--- BEGIN Data lines ---
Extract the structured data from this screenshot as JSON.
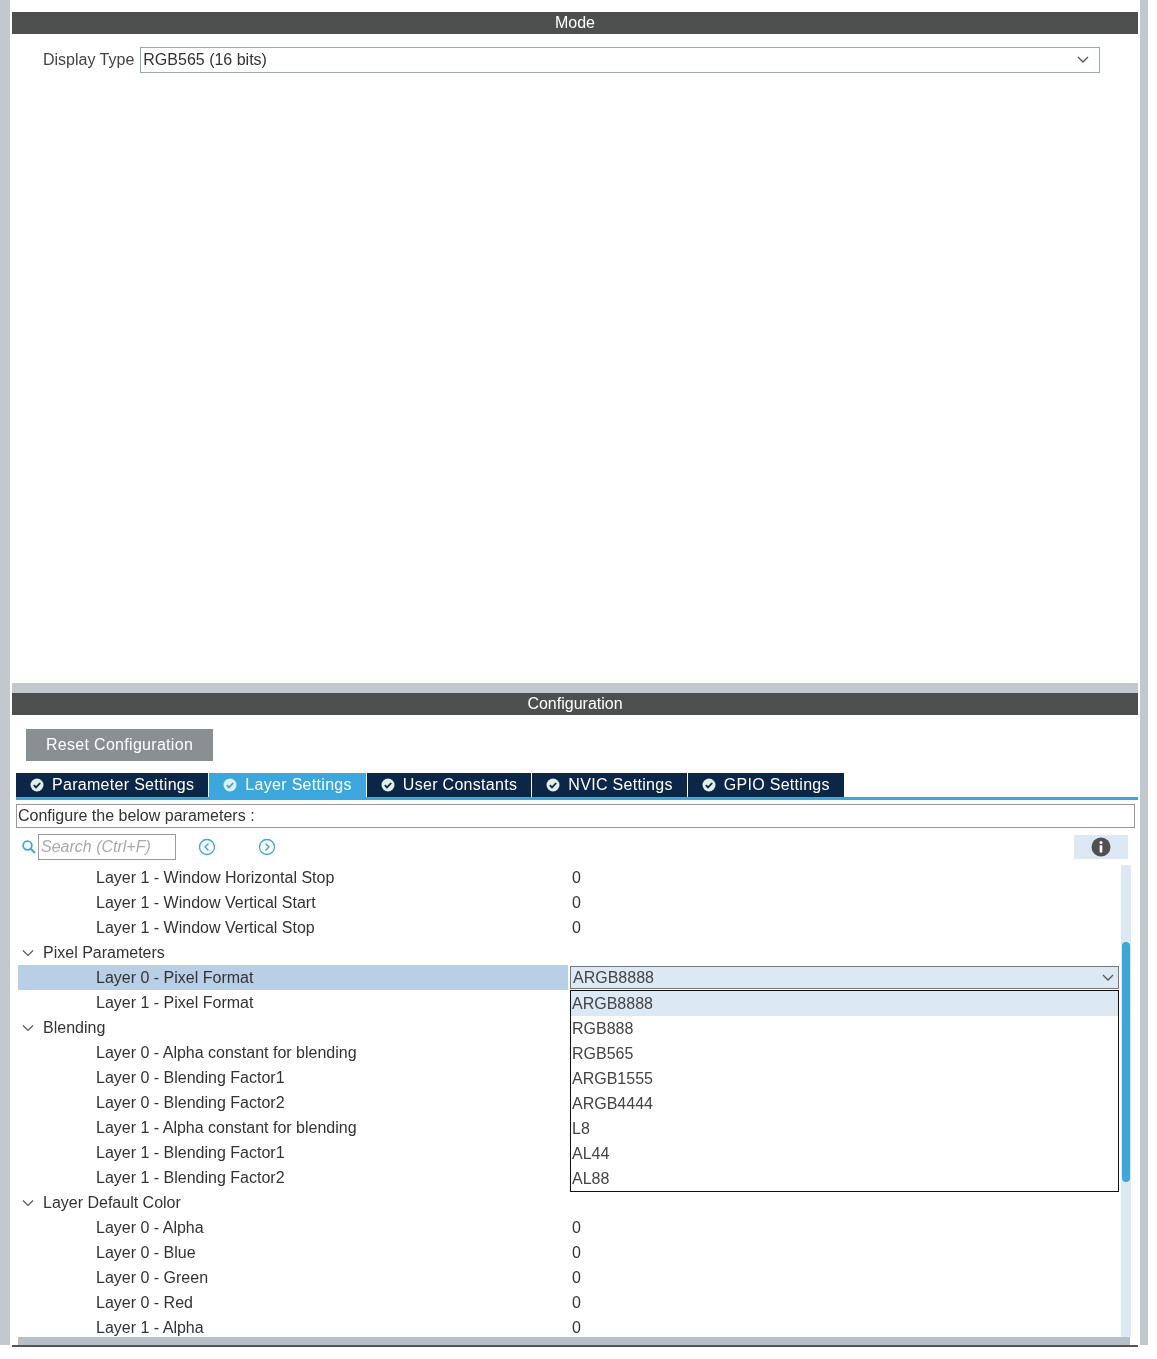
{
  "mode": {
    "title": "Mode",
    "display_type": {
      "label": "Display Type",
      "value": "RGB565 (16 bits)"
    }
  },
  "configuration": {
    "title": "Configuration",
    "reset_button": "Reset Configuration",
    "tabs": [
      {
        "label": "Parameter Settings",
        "selected": false
      },
      {
        "label": "Layer Settings",
        "selected": true
      },
      {
        "label": "User Constants",
        "selected": false
      },
      {
        "label": "NVIC Settings",
        "selected": false
      },
      {
        "label": "GPIO Settings",
        "selected": false
      }
    ],
    "description": "Configure the below parameters :",
    "search": {
      "placeholder": "Search (Ctrl+F)"
    },
    "tree": [
      {
        "kind": "continued",
        "children": [
          {
            "label": "Layer 1 - Window Horizontal Stop",
            "value": "0",
            "selected": false
          },
          {
            "label": "Layer 1 - Window Vertical Start",
            "value": "0",
            "selected": false
          },
          {
            "label": "Layer 1 - Window Vertical Stop",
            "value": "0",
            "selected": false
          }
        ]
      },
      {
        "kind": "group",
        "label": "Pixel Parameters",
        "expanded": true,
        "children": [
          {
            "label": "Layer 0 - Pixel Format",
            "value": "ARGB8888",
            "selected": true,
            "dropdown": {
              "options": [
                {
                  "label": "ARGB8888",
                  "selected": true
                },
                {
                  "label": "RGB888",
                  "selected": false
                },
                {
                  "label": "RGB565",
                  "selected": false
                },
                {
                  "label": "ARGB1555",
                  "selected": false
                },
                {
                  "label": "ARGB4444",
                  "selected": false
                },
                {
                  "label": "L8",
                  "selected": false
                },
                {
                  "label": "AL44",
                  "selected": false
                },
                {
                  "label": "AL88",
                  "selected": false
                }
              ]
            }
          },
          {
            "label": "Layer 1 - Pixel Format",
            "selected": false
          }
        ]
      },
      {
        "kind": "group",
        "label": "Blending",
        "expanded": true,
        "children": [
          {
            "label": "Layer 0 - Alpha constant for blending",
            "selected": false
          },
          {
            "label": "Layer 0 - Blending Factor1",
            "selected": false
          },
          {
            "label": "Layer 0 - Blending Factor2",
            "selected": false
          },
          {
            "label": "Layer 1 - Alpha constant for blending",
            "selected": false
          },
          {
            "label": "Layer 1 - Blending Factor1",
            "selected": false
          },
          {
            "label": "Layer 1 - Blending Factor2",
            "selected": false
          }
        ]
      },
      {
        "kind": "group",
        "label": "Layer Default Color",
        "expanded": true,
        "children": [
          {
            "label": "Layer 0 - Alpha",
            "value": "0",
            "selected": false
          },
          {
            "label": "Layer 0 - Blue",
            "value": "0",
            "selected": false
          },
          {
            "label": "Layer 0 - Green",
            "value": "0",
            "selected": false
          },
          {
            "label": "Layer 0 - Red",
            "value": "0",
            "selected": false
          },
          {
            "label": "Layer 1 - Alpha",
            "value": "0",
            "selected": false
          }
        ]
      }
    ]
  }
}
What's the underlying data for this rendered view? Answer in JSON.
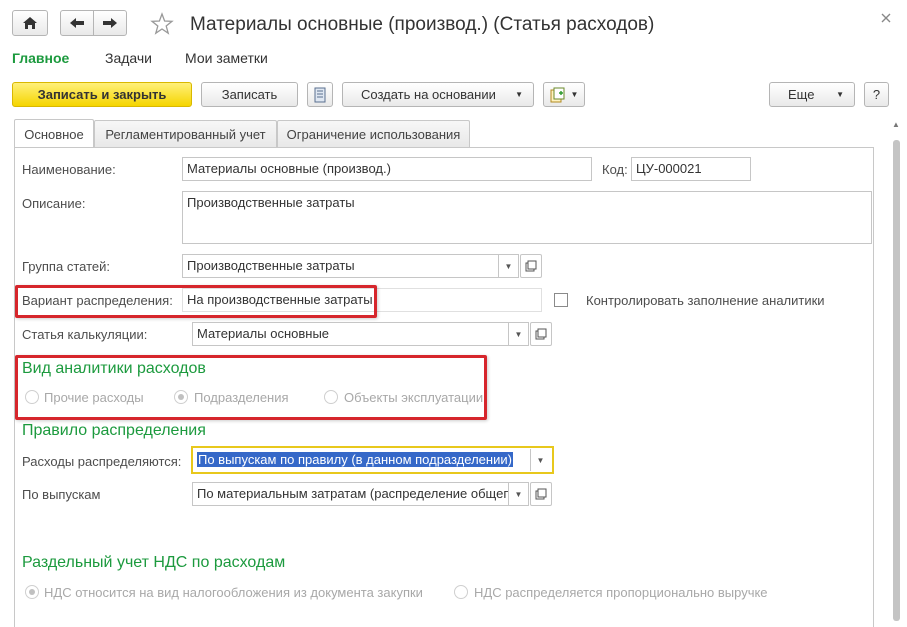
--- END Data lines ---
#### Short problem
Each line of the data should be quoted exactly, with pictures left out.

#### Output of the task
Extract the structured data from this screenshot as JSON.
{
  "mode": {
    "title": "Mode",
    "display_type": {
      "label": "Display Type",
      "value": "RGB565 (16 bits)"
    }
  },
  "configuration": {
    "title": "Configuration",
    "reset_button": "Reset Configuration",
    "tabs": [
      {
        "label": "Parameter Settings",
        "selected": false
      },
      {
        "label": "Layer Settings",
        "selected": true
      },
      {
        "label": "User Constants",
        "selected": false
      },
      {
        "label": "NVIC Settings",
        "selected": false
      },
      {
        "label": "GPIO Settings",
        "selected": false
      }
    ],
    "description": "Configure the below parameters :",
    "search": {
      "placeholder": "Search (Ctrl+F)"
    },
    "tree": [
      {
        "kind": "continued",
        "children": [
          {
            "label": "Layer 1 - Window Horizontal Stop",
            "value": "0",
            "selected": false
          },
          {
            "label": "Layer 1 - Window Vertical Start",
            "value": "0",
            "selected": false
          },
          {
            "label": "Layer 1 - Window Vertical Stop",
            "value": "0",
            "selected": false
          }
        ]
      },
      {
        "kind": "group",
        "label": "Pixel Parameters",
        "expanded": true,
        "children": [
          {
            "label": "Layer 0 - Pixel Format",
            "value": "ARGB8888",
            "selected": true,
            "dropdown": {
              "options": [
                {
                  "label": "ARGB8888",
                  "selected": true
                },
                {
                  "label": "RGB888",
                  "selected": false
                },
                {
                  "label": "RGB565",
                  "selected": false
                },
                {
                  "label": "ARGB1555",
                  "selected": false
                },
                {
                  "label": "ARGB4444",
                  "selected": false
                },
                {
                  "label": "L8",
                  "selected": false
                },
                {
                  "label": "AL44",
                  "selected": false
                },
                {
                  "label": "AL88",
                  "selected": false
                }
              ]
            }
          },
          {
            "label": "Layer 1 - Pixel Format",
            "selected": false
          }
        ]
      },
      {
        "kind": "group",
        "label": "Blending",
        "expanded": true,
        "children": [
          {
            "label": "Layer 0 - Alpha constant for blending",
            "selected": false
          },
          {
            "label": "Layer 0 - Blending Factor1",
            "selected": false
          },
          {
            "label": "Layer 0 - Blending Factor2",
            "selected": false
          },
          {
            "label": "Layer 1 - Alpha constant for blending",
            "selected": false
          },
          {
            "label": "Layer 1 - Blending Factor1",
            "selected": false
          },
          {
            "label": "Layer 1 - Blending Factor2",
            "selected": false
          }
        ]
      },
      {
        "kind": "group",
        "label": "Layer Default Color",
        "expanded": true,
        "children": [
          {
            "label": "Layer 0 - Alpha",
            "value": "0",
            "selected": false
          },
          {
            "label": "Layer 0 - Blue",
            "value": "0",
            "selected": false
          },
          {
            "label": "Layer 0 - Green",
            "value": "0",
            "selected": false
          },
          {
            "label": "Layer 0 - Red",
            "value": "0",
            "selected": false
          },
          {
            "label": "Layer 1 - Alpha",
            "value": "0",
            "selected": false
          }
        ]
      }
    ]
  }
}
What's the underlying data for this rendered view? Answer in JSON.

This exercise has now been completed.